[begin Working data]

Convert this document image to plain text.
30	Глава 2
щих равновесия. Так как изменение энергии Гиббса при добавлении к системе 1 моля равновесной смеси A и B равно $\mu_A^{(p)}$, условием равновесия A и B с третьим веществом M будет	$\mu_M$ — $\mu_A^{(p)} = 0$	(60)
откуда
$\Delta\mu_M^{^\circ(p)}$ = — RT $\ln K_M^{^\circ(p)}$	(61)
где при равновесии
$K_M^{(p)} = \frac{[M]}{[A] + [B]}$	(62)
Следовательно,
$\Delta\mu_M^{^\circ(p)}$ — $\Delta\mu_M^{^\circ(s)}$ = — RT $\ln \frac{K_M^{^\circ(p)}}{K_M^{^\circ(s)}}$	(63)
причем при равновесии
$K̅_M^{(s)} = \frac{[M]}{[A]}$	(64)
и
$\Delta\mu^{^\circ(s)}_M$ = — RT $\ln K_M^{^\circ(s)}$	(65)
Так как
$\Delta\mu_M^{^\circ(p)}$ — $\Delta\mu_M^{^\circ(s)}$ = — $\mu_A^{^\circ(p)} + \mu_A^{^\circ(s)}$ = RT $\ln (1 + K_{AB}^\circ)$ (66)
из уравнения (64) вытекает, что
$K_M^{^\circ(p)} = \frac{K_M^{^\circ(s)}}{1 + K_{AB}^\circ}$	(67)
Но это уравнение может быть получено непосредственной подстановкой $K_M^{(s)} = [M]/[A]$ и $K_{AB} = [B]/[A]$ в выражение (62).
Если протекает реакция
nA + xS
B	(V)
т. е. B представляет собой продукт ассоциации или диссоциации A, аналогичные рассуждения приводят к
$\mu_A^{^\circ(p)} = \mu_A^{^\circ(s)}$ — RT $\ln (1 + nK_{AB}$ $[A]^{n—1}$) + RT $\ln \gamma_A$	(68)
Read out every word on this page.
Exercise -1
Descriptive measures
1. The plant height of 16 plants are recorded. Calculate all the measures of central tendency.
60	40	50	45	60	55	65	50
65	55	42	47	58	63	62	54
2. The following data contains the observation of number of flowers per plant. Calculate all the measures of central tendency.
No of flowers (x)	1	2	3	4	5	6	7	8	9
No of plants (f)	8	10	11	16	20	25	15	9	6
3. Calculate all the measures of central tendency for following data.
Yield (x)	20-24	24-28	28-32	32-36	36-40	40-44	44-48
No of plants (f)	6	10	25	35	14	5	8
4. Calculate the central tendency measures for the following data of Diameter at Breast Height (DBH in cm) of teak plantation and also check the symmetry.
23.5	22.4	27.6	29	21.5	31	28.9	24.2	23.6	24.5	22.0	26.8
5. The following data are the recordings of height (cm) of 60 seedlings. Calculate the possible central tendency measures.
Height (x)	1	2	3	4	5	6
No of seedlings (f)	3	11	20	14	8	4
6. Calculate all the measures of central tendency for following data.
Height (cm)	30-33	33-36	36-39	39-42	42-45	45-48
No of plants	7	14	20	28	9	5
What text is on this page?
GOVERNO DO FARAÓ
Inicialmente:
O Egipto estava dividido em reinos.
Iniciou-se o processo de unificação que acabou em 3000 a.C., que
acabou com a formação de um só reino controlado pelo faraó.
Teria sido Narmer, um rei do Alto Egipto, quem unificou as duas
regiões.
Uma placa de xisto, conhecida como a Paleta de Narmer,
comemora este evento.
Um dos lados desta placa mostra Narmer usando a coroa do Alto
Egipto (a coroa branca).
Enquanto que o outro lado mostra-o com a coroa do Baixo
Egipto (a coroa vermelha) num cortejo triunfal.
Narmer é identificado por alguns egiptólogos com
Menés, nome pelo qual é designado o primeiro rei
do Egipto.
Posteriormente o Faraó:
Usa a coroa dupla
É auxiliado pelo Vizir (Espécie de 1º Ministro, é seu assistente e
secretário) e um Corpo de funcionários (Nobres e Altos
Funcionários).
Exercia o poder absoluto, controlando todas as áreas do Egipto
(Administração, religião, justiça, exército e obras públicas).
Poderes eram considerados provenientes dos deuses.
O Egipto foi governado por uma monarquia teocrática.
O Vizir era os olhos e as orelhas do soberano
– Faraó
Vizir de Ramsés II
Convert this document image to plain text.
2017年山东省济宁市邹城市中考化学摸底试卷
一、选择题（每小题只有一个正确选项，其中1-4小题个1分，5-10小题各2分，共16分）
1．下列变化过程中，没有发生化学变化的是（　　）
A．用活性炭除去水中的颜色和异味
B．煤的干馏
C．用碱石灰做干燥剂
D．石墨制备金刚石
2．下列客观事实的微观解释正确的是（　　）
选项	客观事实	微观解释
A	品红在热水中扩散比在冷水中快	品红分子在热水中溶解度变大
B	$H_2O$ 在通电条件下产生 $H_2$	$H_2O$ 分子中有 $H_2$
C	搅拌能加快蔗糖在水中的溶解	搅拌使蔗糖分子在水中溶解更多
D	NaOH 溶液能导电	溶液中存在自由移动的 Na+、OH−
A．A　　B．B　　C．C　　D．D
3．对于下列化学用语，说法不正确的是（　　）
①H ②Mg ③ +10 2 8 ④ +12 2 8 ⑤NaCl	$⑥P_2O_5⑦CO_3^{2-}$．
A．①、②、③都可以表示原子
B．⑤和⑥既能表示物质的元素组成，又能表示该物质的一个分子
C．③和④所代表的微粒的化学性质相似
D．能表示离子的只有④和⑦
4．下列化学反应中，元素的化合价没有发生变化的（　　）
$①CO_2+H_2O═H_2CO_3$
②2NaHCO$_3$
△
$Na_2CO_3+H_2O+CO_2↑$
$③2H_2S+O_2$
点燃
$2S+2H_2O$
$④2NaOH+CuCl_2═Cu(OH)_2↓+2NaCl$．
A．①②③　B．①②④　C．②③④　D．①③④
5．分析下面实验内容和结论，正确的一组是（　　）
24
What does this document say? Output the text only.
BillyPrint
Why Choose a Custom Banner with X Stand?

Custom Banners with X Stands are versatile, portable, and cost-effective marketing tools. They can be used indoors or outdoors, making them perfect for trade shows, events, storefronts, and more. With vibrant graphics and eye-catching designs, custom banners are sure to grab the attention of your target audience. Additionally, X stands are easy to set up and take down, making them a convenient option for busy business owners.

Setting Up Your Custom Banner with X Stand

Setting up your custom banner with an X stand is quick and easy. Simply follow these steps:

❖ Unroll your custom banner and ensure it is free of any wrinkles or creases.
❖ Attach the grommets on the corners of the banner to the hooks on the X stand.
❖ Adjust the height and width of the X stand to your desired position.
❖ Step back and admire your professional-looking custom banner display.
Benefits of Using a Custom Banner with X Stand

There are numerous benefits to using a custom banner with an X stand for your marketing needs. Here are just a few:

[end Working data]

## [Task directions]
Quote all the records. Keep every word exact.

## [Solution to the problem]
Convert this document image to plain text.
30	Глава 2
щих равновесия. Так как изменение энергии Гиббса при добавлении к системе 1 моля равновесной смеси A и B равно $\mu_A^{(p)}$, условием равновесия A и B с третьим веществом M будет	$\mu_M$ — $\mu_A^{(p)} = 0$	(60)
откуда
$\Delta\mu_M^{^\circ(p)}$ = — RT $\ln K_M^{^\circ(p)}$	(61)
где при равновесии
$K_M^{(p)} = \frac{[M]}{[A] + [B]}$	(62)
Следовательно,
$\Delta\mu_M^{^\circ(p)}$ — $\Delta\mu_M^{^\circ(s)}$ = — RT $\ln \frac{K_M^{^\circ(p)}}{K_M^{^\circ(s)}}$	(63)
причем при равновесии
$K̅_M^{(s)} = \frac{[M]}{[A]}$	(64)
и
$\Delta\mu^{^\circ(s)}_M$ = — RT $\ln K_M^{^\circ(s)}$	(65)
Так как
$\Delta\mu_M^{^\circ(p)}$ — $\Delta\mu_M^{^\circ(s)}$ = — $\mu_A^{^\circ(p)} + \mu_A^{^\circ(s)}$ = RT $\ln (1 + K_{AB}^\circ)$ (66)
из уравнения (64) вытекает, что
$K_M^{^\circ(p)} = \frac{K_M^{^\circ(s)}}{1 + K_{AB}^\circ}$	(67)
Но это уравнение может быть получено непосредственной подстановкой $K_M^{(s)} = [M]/[A]$ и $K_{AB} = [B]/[A]$ в выражение (62).
Если протекает реакция
nA + xS
B	(V)
т. е. B представляет собой продукт ассоциации или диссоциации A, аналогичные рассуждения приводят к
$\mu_A^{^\circ(p)} = \mu_A^{^\circ(s)}$ — RT $\ln (1 + nK_{AB}$ $[A]^{n—1}$) + RT $\ln \gamma_A$	(68)
Read out every word on this page.
Exercise -1
Descriptive measures
1. The plant height of 16 plants are recorded. Calculate all the measures of central tendency.
60	40	50	45	60	55	65	50
65	55	42	47	58	63	62	54
2. The following data contains the observation of number of flowers per plant. Calculate all the measures of central tendency.
No of flowers (x)	1	2	3	4	5	6	7	8	9
No of plants (f)	8	10	11	16	20	25	15	9	6
3. Calculate all the measures of central tendency for following data.
Yield (x)	20-24	24-28	28-32	32-36	36-40	40-44	44-48
No of plants (f)	6	10	25	35	14	5	8
4. Calculate the central tendency measures for the following data of Diameter at Breast Height (DBH in cm) of teak plantation and also check the symmetry.
23.5	22.4	27.6	29	21.5	31	28.9	24.2	23.6	24.5	22.0	26.8
5. The following data are the recordings of height (cm) of 60 seedlings. Calculate the possible central tendency measures.
Height (x)	1	2	3	4	5	6
No of seedlings (f)	3	11	20	14	8	4
6. Calculate all the measures of central tendency for following data.
Height (cm)	30-33	33-36	36-39	39-42	42-45	45-48
No of plants	7	14	20	28	9	5
What text is on this page?
GOVERNO DO FARAÓ
Inicialmente:
O Egipto estava dividido em reinos.
Iniciou-se o processo de unificação que acabou em 3000 a.C., que
acabou com a formação de um só reino controlado pelo faraó.
Teria sido Narmer, um rei do Alto Egipto, quem unificou as duas
regiões.
Uma placa de xisto, conhecida como a Paleta de Narmer,
comemora este evento.
Um dos lados desta placa mostra Narmer usando a coroa do Alto
Egipto (a coroa branca).
Enquanto que o outro lado mostra-o com a coroa do Baixo
Egipto (a coroa vermelha) num cortejo triunfal.
Narmer é identificado por alguns egiptólogos com
Menés, nome pelo qual é designado o primeiro rei
do Egipto.
Posteriormente o Faraó:
Usa a coroa dupla
É auxiliado pelo Vizir (Espécie de 1º Ministro, é seu assistente e
secretário) e um Corpo de funcionários (Nobres e Altos
Funcionários).
Exercia o poder absoluto, controlando todas as áreas do Egipto
(Administração, religião, justiça, exército e obras públicas).
Poderes eram considerados provenientes dos deuses.
O Egipto foi governado por uma monarquia teocrática.
O Vizir era os olhos e as orelhas do soberano
– Faraó
Vizir de Ramsés II
Convert this document image to plain text.
2017年山东省济宁市邹城市中考化学摸底试卷
一、选择题（每小题只有一个正确选项，其中1-4小题个1分，5-10小题各2分，共16分）
1．下列变化过程中，没有发生化学变化的是（　　）
A．用活性炭除去水中的颜色和异味
B．煤的干馏
C．用碱石灰做干燥剂
D．石墨制备金刚石
2．下列客观事实的微观解释正确的是（　　）
选项	客观事实	微观解释
A	品红在热水中扩散比在冷水中快	品红分子在热水中溶解度变大
B	$H_2O$ 在通电条件下产生 $H_2$	$H_2O$ 分子中有 $H_2$
C	搅拌能加快蔗糖在水中的溶解	搅拌使蔗糖分子在水中溶解更多
D	NaOH 溶液能导电	溶液中存在自由移动的 Na+、OH−
A．A　　B．B　　C．C　　D．D
3．对于下列化学用语，说法不正确的是（　　）
①H ②Mg ③ +10 2 8 ④ +12 2 8 ⑤NaCl	$⑥P_2O_5⑦CO_3^{2-}$．
A．①、②、③都可以表示原子
B．⑤和⑥既能表示物质的元素组成，又能表示该物质的一个分子
C．③和④所代表的微粒的化学性质相似
D．能表示离子的只有④和⑦
4．下列化学反应中，元素的化合价没有发生变化的（　　）
$①CO_2+H_2O═H_2CO_3$
②2NaHCO$_3$
△
$Na_2CO_3+H_2O+CO_2↑$
$③2H_2S+O_2$
点燃
$2S+2H_2O$
$④2NaOH+CuCl_2═Cu(OH)_2↓+2NaCl$．
A．①②③　B．①②④　C．②③④　D．①③④
5．分析下面实验内容和结论，正确的一组是（　　）
24
What does this document say? Output the text only.
BillyPrint
Why Choose a Custom Banner with X Stand?

Custom Banners with X Stands are versatile, portable, and cost-effective marketing tools. They can be used indoors or outdoors, making them perfect for trade shows, events, storefronts, and more. With vibrant graphics and eye-catching designs, custom banners are sure to grab the attention of your target audience. Additionally, X stands are easy to set up and take down, making them a convenient option for busy business owners.

Setting Up Your Custom Banner with X Stand

Setting up your custom banner with an X stand is quick and easy. Simply follow these steps:

❖ Unroll your custom banner and ensure it is free of any wrinkles or creases.
❖ Attach the grommets on the corners of the banner to the hooks on the X stand.
❖ Adjust the height and width of the X stand to your desired position.
❖ Step back and admire your professional-looking custom banner display.
Benefits of Using a Custom Banner with X Stand

There are numerous benefits to using a custom banner with an X stand for your marketing needs. Here are just a few:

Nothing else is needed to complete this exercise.